_DATA FOR THIS EXERCISE_
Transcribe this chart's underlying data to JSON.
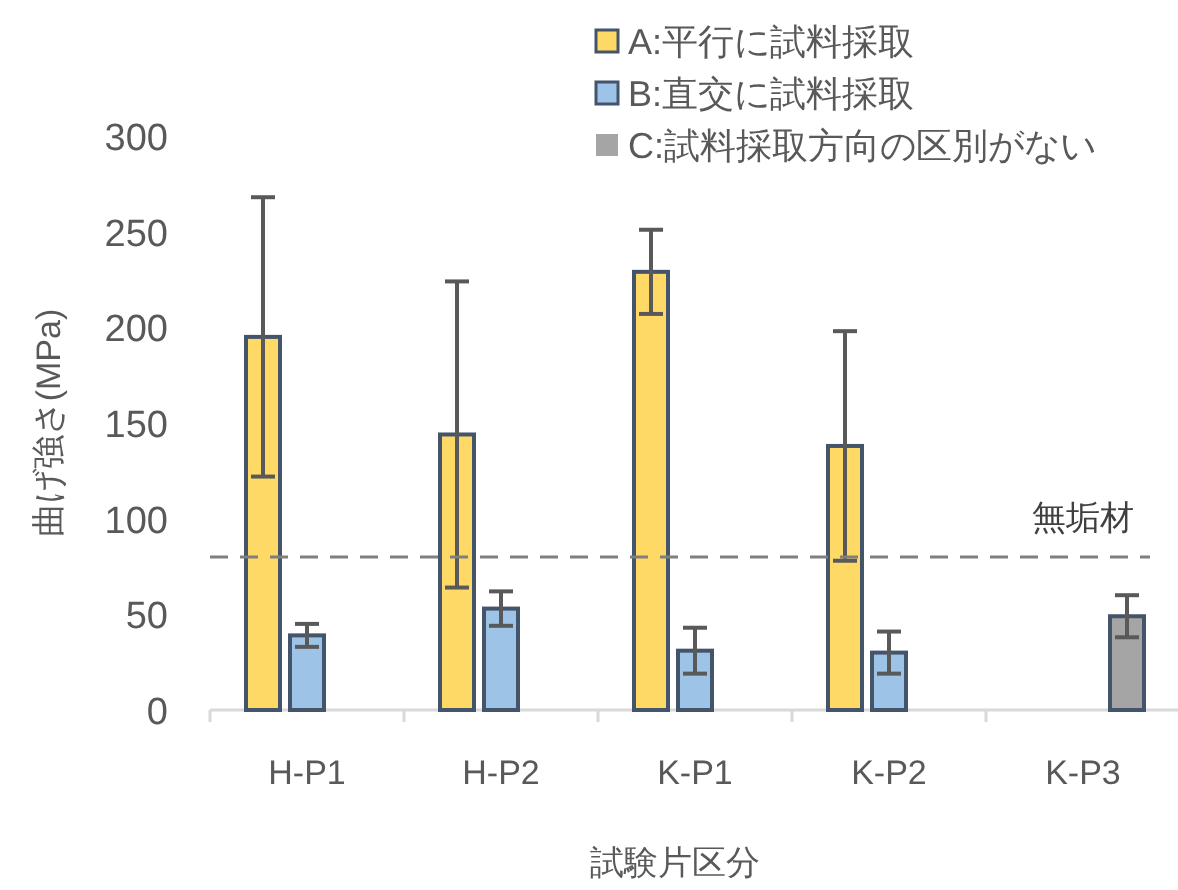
{
  "chart_data": {
    "type": "bar",
    "xlabel": "試験片区分",
    "ylabel": "曲げ強さ(MPa)",
    "categories": [
      "H-P1",
      "H-P2",
      "K-P1",
      "K-P2",
      "K-P3"
    ],
    "series": [
      {
        "name": "A:平行に試料採取",
        "color": "#ffd966",
        "values": [
          195,
          144,
          229,
          138,
          null
        ],
        "errors": [
          73,
          80,
          22,
          60,
          null
        ]
      },
      {
        "name": "B:直交に試料採取",
        "color": "#9dc3e6",
        "values": [
          39,
          53,
          31,
          30,
          null
        ],
        "errors": [
          6,
          9,
          12,
          11,
          null
        ]
      },
      {
        "name": "C:試料採取方向の区別がない",
        "color": "#a5a5a5",
        "values": [
          null,
          null,
          null,
          null,
          49
        ],
        "errors": [
          null,
          null,
          null,
          null,
          11
        ]
      }
    ],
    "ylim": [
      0,
      300
    ],
    "yticks": [
      0,
      50,
      100,
      150,
      200,
      250,
      300
    ],
    "ref_lines": [
      {
        "axis": "y",
        "value": 80,
        "label": "無垢材",
        "color": "#7f7f7f",
        "line_style": "dashed"
      }
    ],
    "grid": false,
    "legend": "top right"
  }
}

_WHAT THIS TASK INVOLVES_
In your copy of the records, include no pictures; repeat everything else exactly.

_THE OUTPUT_
Transcribe this chart's underlying data to JSON.
{
  "chart_data": {
    "type": "bar",
    "xlabel": "試験片区分",
    "ylabel": "曲げ強さ(MPa)",
    "categories": [
      "H-P1",
      "H-P2",
      "K-P1",
      "K-P2",
      "K-P3"
    ],
    "series": [
      {
        "name": "A:平行に試料採取",
        "color": "#ffd966",
        "values": [
          195,
          144,
          229,
          138,
          null
        ],
        "errors": [
          73,
          80,
          22,
          60,
          null
        ]
      },
      {
        "name": "B:直交に試料採取",
        "color": "#9dc3e6",
        "values": [
          39,
          53,
          31,
          30,
          null
        ],
        "errors": [
          6,
          9,
          12,
          11,
          null
        ]
      },
      {
        "name": "C:試料採取方向の区別がない",
        "color": "#a5a5a5",
        "values": [
          null,
          null,
          null,
          null,
          49
        ],
        "errors": [
          null,
          null,
          null,
          null,
          11
        ]
      }
    ],
    "ylim": [
      0,
      300
    ],
    "yticks": [
      0,
      50,
      100,
      150,
      200,
      250,
      300
    ],
    "ref_lines": [
      {
        "axis": "y",
        "value": 80,
        "label": "無垢材",
        "color": "#7f7f7f",
        "line_style": "dashed"
      }
    ],
    "grid": false,
    "legend": "top right"
  }
}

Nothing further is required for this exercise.